» **Exercise**
Isolate every line in the data with the string "детей" and copy it.

(Collected data entries)
=======
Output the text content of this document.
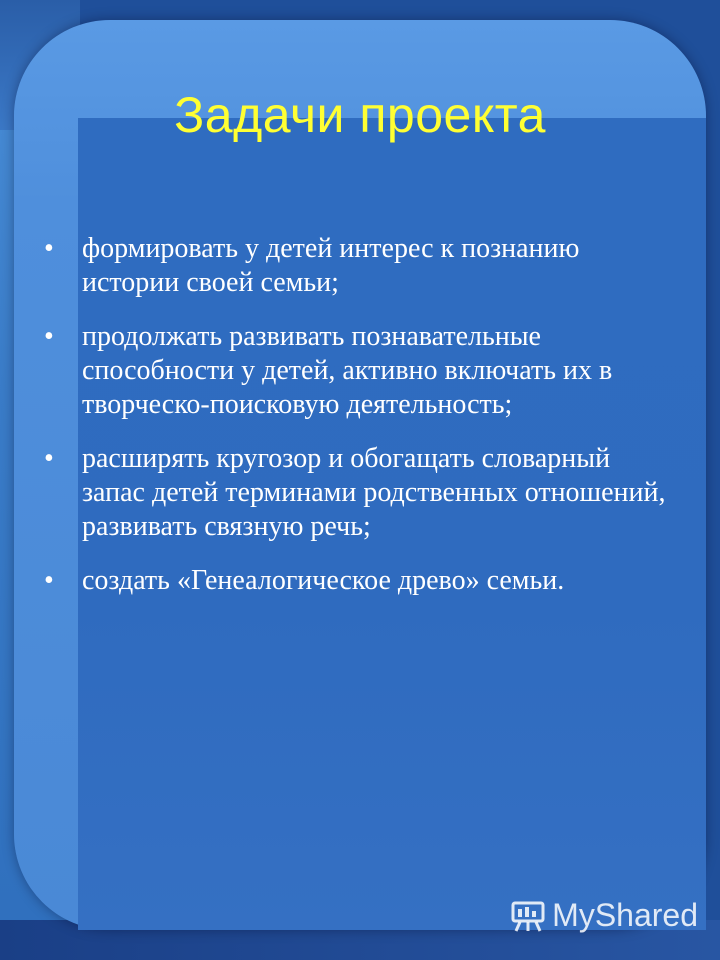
Задачи проекта
• формировать у детей интерес к познанию истории своей семьи;
• продолжать развивать познавательные способности у детей, активно включать их в творческо-поисковую деятельность;
• расширять кругозор и обогащать словарный запас детей терминами родственных отношений, развивать связную речь;
• создать «Генеалогическое древо» семьи.
MyShared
=======
» **Solution for this problem**
• формировать у детей интерес к познанию истории своей семьи;
• продолжать развивать познавательные способности у детей, активно включать их в творческо-поисковую деятельность;
• расширять кругозор и обогащать словарный запас детей терминами родственных отношений, развивать связную речь;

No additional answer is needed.